SET TASK. Search the records for the word "Using" and pick out every line that has it.

DATA PROVIDED.
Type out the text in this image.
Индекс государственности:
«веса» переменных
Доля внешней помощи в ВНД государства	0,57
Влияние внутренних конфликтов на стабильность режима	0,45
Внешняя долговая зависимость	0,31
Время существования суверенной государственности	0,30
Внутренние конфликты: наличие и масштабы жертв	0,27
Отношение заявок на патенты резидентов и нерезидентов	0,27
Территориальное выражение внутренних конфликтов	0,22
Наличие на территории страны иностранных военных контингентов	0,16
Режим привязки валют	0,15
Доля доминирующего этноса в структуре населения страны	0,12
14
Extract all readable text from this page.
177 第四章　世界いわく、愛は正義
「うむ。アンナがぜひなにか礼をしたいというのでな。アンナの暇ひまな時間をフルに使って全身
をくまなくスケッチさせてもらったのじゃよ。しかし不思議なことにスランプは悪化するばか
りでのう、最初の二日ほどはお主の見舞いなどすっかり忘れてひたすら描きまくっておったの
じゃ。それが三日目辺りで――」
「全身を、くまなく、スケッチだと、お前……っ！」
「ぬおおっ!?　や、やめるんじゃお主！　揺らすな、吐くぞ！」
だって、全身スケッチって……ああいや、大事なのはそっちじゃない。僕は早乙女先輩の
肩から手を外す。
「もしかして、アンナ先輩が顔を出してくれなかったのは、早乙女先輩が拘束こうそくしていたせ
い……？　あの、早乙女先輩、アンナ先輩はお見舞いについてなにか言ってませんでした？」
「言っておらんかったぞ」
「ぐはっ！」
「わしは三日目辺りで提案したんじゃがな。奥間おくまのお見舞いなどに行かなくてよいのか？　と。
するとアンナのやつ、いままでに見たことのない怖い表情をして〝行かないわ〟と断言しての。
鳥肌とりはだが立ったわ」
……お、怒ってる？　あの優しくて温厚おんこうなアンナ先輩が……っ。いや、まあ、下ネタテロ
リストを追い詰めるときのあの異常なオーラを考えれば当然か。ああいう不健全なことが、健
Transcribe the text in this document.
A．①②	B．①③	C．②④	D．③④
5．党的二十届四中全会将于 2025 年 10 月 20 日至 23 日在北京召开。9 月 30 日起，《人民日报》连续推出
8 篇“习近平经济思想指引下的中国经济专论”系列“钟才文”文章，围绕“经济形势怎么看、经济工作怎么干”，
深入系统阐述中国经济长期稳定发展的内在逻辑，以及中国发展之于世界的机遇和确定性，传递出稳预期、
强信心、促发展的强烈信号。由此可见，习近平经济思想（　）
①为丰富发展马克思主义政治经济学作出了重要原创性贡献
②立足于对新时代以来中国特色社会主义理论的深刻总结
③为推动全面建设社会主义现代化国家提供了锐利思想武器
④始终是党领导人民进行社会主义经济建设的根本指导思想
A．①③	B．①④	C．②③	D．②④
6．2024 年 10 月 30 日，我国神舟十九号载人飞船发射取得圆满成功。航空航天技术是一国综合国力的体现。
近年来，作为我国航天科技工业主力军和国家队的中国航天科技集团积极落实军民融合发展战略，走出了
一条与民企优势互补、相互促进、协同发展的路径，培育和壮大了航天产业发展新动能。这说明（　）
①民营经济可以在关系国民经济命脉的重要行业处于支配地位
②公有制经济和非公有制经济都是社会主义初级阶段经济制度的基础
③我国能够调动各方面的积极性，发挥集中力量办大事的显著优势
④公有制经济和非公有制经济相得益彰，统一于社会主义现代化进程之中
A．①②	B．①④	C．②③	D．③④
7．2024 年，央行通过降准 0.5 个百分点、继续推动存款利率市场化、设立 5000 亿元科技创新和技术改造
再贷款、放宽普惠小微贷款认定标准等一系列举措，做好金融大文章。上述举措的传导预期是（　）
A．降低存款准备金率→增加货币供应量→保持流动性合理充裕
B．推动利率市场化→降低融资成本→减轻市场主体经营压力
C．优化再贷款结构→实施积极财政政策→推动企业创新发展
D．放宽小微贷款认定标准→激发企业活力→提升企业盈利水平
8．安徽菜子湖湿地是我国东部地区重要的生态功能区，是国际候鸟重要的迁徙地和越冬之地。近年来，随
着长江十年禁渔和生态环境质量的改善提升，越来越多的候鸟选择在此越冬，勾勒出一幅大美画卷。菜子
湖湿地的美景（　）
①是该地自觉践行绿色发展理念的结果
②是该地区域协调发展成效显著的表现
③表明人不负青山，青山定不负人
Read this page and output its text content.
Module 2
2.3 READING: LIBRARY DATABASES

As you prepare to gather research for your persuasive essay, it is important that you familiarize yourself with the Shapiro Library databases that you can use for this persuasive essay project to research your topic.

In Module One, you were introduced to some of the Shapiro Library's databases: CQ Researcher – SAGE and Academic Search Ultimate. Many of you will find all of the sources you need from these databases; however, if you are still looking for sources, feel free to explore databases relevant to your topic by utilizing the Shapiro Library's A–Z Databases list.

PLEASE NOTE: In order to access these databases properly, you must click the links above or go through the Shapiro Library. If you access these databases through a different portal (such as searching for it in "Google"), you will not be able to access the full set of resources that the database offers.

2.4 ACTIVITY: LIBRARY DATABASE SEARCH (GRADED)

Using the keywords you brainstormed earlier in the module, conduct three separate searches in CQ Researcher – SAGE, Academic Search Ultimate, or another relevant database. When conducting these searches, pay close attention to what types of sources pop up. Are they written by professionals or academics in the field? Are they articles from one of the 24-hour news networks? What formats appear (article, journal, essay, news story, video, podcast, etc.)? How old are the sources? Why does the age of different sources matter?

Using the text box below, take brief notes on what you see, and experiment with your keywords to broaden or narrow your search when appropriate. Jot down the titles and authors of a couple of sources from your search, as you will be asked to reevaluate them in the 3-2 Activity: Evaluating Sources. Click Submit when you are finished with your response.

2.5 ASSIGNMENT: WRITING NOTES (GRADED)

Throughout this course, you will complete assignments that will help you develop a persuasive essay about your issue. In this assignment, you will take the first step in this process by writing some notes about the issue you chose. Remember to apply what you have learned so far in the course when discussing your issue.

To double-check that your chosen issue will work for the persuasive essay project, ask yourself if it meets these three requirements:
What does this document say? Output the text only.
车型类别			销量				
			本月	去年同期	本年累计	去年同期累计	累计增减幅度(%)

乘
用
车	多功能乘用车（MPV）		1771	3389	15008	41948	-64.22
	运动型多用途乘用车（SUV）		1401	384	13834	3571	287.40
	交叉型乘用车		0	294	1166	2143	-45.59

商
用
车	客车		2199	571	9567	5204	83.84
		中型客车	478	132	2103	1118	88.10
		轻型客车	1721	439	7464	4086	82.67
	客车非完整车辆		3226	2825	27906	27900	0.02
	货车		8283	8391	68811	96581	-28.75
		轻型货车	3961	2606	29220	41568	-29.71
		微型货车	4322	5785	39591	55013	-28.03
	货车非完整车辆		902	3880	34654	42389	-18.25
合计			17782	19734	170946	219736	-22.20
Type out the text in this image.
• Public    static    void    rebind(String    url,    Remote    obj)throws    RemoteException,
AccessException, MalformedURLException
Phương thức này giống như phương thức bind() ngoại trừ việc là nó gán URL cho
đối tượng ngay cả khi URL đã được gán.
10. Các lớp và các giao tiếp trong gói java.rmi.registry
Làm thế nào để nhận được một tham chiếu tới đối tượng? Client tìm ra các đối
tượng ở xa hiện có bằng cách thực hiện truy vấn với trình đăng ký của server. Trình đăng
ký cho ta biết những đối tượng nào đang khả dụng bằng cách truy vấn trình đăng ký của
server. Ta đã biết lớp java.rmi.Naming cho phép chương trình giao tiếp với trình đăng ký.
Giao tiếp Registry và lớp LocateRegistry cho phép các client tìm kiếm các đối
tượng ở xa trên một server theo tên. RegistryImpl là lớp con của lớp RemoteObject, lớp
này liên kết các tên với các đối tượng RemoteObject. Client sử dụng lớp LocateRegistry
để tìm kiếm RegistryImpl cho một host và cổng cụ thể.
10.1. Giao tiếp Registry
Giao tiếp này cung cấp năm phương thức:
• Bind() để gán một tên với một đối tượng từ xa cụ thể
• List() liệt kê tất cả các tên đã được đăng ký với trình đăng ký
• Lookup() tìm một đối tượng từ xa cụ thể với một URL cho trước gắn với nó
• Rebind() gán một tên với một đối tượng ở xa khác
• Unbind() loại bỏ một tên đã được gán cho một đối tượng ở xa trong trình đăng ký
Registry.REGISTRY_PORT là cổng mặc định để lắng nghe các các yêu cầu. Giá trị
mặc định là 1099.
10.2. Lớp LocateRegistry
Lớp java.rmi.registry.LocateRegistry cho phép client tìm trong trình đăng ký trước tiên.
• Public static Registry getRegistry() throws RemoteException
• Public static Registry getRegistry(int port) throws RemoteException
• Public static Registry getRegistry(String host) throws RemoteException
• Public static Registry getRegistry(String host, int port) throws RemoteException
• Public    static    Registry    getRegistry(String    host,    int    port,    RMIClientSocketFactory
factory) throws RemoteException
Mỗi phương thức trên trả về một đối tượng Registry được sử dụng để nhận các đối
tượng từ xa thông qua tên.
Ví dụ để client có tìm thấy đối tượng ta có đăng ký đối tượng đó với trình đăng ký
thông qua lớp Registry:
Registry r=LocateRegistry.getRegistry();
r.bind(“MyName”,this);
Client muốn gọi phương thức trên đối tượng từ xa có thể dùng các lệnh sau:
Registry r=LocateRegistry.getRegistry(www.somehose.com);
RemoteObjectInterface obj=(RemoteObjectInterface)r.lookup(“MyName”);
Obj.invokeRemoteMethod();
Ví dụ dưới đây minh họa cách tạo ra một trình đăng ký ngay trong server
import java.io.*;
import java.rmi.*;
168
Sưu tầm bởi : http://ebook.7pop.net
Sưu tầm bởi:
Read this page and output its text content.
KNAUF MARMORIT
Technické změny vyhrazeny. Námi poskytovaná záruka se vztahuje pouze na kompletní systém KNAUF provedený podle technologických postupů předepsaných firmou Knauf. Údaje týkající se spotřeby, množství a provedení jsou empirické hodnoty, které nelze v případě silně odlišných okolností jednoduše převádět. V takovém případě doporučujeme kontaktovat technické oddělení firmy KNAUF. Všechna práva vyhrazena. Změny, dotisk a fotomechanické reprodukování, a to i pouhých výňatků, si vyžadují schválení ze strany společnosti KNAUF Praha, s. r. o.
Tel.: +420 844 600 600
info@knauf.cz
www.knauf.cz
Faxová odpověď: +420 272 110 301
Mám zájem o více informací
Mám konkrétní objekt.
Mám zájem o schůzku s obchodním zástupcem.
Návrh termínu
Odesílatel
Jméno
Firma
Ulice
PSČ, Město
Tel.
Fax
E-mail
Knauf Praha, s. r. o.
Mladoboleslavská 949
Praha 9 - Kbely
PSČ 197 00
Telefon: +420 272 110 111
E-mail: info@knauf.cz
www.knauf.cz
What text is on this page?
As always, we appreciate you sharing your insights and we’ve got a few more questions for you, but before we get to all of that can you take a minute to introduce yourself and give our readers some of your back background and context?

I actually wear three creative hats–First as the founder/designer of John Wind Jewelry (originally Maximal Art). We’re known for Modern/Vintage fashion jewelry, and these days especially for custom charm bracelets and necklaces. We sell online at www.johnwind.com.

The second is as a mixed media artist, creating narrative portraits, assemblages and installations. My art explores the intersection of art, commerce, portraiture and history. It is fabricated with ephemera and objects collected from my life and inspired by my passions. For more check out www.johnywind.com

TASK ANSWER.
Using the keywords you brainstormed earlier in the module, conduct three separate searches in CQ Researcher – SAGE, Academic Search Ultimate, or another relevant database. When conducting these searches, pay close attention to what types of sources pop up. Are they written by professionals or academics in the field? Are they articles from one of the 24-hour news networks? What formats appear (article, journal, essay, news story, video, podcast, etc.)? How old are the sources? Why does the age of different sources matter?
Using the text box below, take brief notes on what you see, and experiment with your keywords to broaden or narrow your search when appropriate. Jot down the titles and authors of a couple of sources from your search, as you will be asked to reevaluate them in the 3-2 Activity: Evaluating Sources. Click Submit when you are finished with your response.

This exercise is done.